++++ Available data ++++

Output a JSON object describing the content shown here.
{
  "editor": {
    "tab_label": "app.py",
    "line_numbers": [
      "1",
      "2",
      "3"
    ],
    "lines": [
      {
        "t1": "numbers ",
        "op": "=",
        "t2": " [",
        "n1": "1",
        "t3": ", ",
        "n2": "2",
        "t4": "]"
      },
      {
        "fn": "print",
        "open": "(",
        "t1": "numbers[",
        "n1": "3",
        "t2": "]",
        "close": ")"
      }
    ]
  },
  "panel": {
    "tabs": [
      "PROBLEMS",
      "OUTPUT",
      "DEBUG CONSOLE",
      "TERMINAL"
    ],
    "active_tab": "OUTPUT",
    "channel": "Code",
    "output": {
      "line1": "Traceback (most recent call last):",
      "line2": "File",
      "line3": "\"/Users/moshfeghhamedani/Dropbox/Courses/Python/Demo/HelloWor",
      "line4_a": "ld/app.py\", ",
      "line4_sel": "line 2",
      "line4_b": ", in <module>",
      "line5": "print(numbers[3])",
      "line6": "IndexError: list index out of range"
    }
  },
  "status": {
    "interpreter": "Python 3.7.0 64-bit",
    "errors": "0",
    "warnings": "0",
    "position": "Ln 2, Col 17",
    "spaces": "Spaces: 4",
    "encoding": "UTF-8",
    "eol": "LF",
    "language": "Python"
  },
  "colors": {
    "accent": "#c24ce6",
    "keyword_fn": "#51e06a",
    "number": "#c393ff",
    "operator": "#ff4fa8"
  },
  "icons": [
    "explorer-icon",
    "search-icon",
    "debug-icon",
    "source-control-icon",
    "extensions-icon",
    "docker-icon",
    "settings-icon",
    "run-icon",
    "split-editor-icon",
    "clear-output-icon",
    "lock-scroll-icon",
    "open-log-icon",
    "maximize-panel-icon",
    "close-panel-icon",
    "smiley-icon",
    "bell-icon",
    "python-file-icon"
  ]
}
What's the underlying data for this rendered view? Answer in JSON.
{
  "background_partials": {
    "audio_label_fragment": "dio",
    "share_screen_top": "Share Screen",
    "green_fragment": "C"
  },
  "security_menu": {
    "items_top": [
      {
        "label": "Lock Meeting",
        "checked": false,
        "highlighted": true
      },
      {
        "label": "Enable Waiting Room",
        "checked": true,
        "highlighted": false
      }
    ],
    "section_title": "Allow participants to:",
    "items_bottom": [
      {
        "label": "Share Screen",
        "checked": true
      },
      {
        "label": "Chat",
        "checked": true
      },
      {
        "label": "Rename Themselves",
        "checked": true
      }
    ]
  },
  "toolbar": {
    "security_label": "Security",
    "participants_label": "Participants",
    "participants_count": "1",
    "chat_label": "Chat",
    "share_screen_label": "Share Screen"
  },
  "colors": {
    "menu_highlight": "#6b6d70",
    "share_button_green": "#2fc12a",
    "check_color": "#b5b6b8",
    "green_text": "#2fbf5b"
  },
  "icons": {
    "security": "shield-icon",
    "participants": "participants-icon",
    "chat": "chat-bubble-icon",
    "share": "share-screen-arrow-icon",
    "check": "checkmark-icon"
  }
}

++++

**Given request:** Retype every record above exactly as it appears.

**The answer:**
Output a JSON object describing the content shown here.
{
  "editor": {
    "tab_label": "app.py",
    "line_numbers": [
      "1",
      "2",
      "3"
    ],
    "lines": [
      {
        "t1": "numbers ",
        "op": "=",
        "t2": " [",
        "n1": "1",
        "t3": ", ",
        "n2": "2",
        "t4": "]"
      },
      {
        "fn": "print",
        "open": "(",
        "t1": "numbers[",
        "n1": "3",
        "t2": "]",
        "close": ")"
      }
    ]
  },
  "panel": {
    "tabs": [
      "PROBLEMS",
      "OUTPUT",
      "DEBUG CONSOLE",
      "TERMINAL"
    ],
    "active_tab": "OUTPUT",
    "channel": "Code",
    "output": {
      "line1": "Traceback (most recent call last):",
      "line2": "File",
      "line3": "\"/Users/moshfeghhamedani/Dropbox/Courses/Python/Demo/HelloWor",
      "line4_a": "ld/app.py\", ",
      "line4_sel": "line 2",
      "line4_b": ", in <module>",
      "line5": "print(numbers[3])",
      "line6": "IndexError: list index out of range"
    }
  },
  "status": {
    "interpreter": "Python 3.7.0 64-bit",
    "errors": "0",
    "warnings": "0",
    "position": "Ln 2, Col 17",
    "spaces": "Spaces: 4",
    "encoding": "UTF-8",
    "eol": "LF",
    "language": "Python"
  },
  "colors": {
    "accent": "#c24ce6",
    "keyword_fn": "#51e06a",
    "number": "#c393ff",
    "operator": "#ff4fa8"
  },
  "icons": [
    "explorer-icon",
    "search-icon",
    "debug-icon",
    "source-control-icon",
    "extensions-icon",
    "docker-icon",
    "settings-icon",
    "run-icon",
    "split-editor-icon",
    "clear-output-icon",
    "lock-scroll-icon",
    "open-log-icon",
    "maximize-panel-icon",
    "close-panel-icon",
    "smiley-icon",
    "bell-icon",
    "python-file-icon"
  ]
}
What's the underlying data for this rendered view? Answer in JSON.
{
  "background_partials": {
    "audio_label_fragment": "dio",
    "share_screen_top": "Share Screen",
    "green_fragment": "C"
  },
  "security_menu": {
    "items_top": [
      {
        "label": "Lock Meeting",
        "checked": false,
        "highlighted": true
      },
      {
        "label": "Enable Waiting Room",
        "checked": true,
        "highlighted": false
      }
    ],
    "section_title": "Allow participants to:",
    "items_bottom": [
      {
        "label": "Share Screen",
        "checked": true
      },
      {
        "label": "Chat",
        "checked": true
      },
      {
        "label": "Rename Themselves",
        "checked": true
      }
    ]
  },
  "toolbar": {
    "security_label": "Security",
    "participants_label": "Participants",
    "participants_count": "1",
    "chat_label": "Chat",
    "share_screen_label": "Share Screen"
  },
  "colors": {
    "menu_highlight": "#6b6d70",
    "share_button_green": "#2fc12a",
    "check_color": "#b5b6b8",
    "green_text": "#2fbf5b"
  },
  "icons": {
    "security": "shield-icon",
    "participants": "participants-icon",
    "chat": "chat-bubble-icon",
    "share": "share-screen-arrow-icon",
    "check": "checkmark-icon"
  }
}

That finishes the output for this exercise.